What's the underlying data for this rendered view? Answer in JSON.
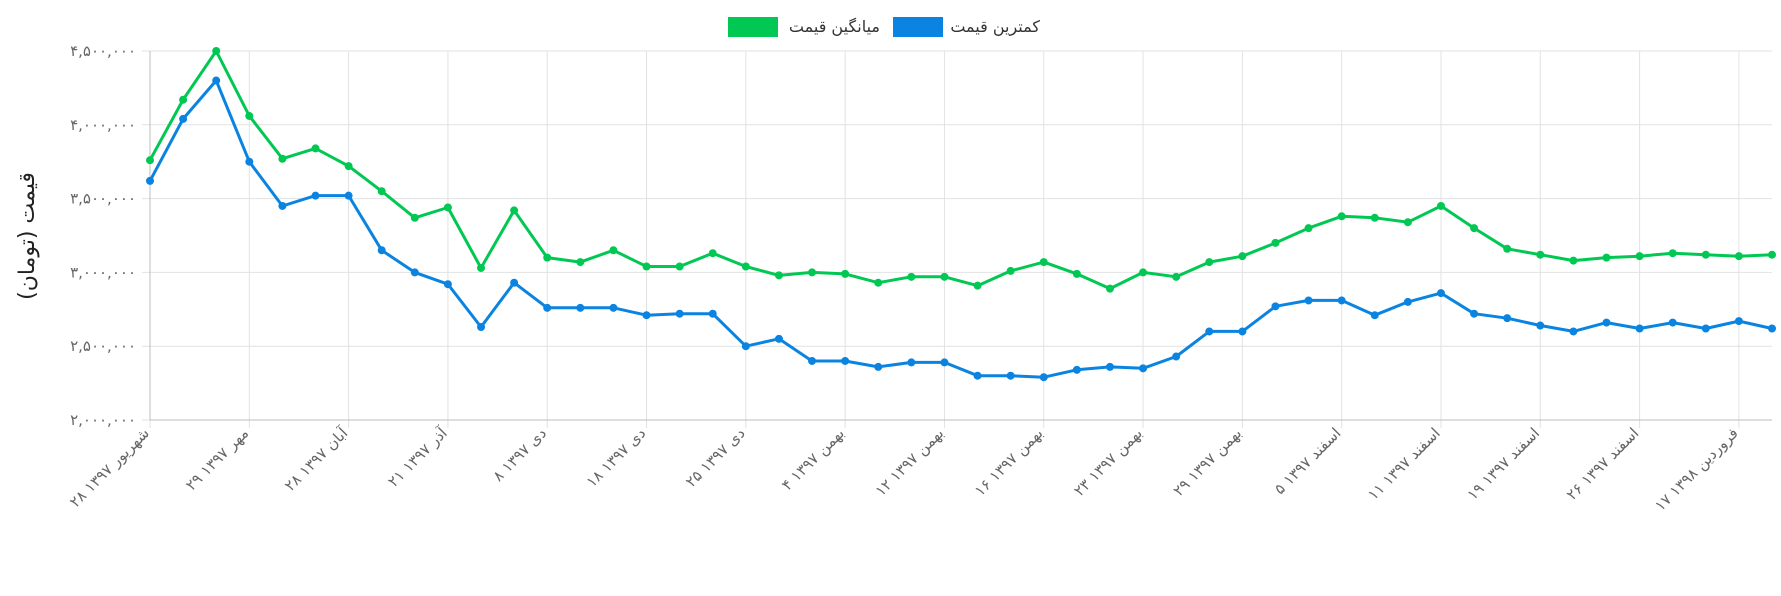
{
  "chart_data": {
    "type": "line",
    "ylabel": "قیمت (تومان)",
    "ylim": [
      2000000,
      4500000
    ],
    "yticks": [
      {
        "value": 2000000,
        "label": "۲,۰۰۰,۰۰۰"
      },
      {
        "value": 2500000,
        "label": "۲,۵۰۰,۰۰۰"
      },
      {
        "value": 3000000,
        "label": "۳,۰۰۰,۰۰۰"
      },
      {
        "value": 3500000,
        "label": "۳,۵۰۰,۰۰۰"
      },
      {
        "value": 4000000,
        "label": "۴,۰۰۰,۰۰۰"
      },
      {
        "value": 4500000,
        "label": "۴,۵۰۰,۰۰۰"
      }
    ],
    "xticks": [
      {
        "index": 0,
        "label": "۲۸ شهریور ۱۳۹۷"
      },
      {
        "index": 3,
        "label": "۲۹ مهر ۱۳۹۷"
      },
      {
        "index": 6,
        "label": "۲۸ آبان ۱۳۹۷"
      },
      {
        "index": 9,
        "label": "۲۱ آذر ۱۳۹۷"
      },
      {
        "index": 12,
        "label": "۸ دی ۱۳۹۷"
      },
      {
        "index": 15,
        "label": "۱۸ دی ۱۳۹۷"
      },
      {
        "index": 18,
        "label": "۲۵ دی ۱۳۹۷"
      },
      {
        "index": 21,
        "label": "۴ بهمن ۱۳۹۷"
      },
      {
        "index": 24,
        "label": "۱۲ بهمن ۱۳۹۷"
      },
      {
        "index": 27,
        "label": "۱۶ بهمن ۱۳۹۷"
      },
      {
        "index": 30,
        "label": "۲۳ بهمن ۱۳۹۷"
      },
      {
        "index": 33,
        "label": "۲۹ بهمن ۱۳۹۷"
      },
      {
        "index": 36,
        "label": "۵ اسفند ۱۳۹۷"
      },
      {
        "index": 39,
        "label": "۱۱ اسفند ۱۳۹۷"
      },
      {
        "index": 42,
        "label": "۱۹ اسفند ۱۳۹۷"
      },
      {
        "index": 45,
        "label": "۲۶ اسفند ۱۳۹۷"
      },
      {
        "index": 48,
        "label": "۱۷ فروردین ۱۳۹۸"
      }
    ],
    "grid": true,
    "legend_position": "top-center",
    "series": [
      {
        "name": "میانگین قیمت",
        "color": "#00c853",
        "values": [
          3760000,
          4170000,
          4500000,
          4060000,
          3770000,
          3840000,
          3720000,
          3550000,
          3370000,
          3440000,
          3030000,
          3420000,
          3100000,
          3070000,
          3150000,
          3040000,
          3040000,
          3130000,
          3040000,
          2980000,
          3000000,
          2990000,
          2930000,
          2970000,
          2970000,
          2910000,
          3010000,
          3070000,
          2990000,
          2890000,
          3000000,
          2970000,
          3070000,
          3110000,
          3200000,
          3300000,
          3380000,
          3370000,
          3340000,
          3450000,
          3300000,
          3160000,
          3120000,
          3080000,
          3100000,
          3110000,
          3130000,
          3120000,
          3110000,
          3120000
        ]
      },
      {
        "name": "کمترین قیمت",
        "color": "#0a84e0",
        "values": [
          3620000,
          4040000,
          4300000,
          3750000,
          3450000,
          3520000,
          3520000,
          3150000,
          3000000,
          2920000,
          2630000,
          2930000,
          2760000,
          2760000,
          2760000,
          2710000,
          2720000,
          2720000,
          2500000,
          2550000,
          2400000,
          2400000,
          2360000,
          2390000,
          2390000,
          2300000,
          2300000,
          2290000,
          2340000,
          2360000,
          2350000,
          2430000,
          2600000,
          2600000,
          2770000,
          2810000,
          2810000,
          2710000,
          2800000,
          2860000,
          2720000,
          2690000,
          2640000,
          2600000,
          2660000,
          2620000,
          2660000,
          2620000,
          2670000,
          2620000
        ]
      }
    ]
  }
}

========================

TASK GOAL:
Only a number is wanted: how many lines of the material include the word "قیمت".

RESULT BELOW:
3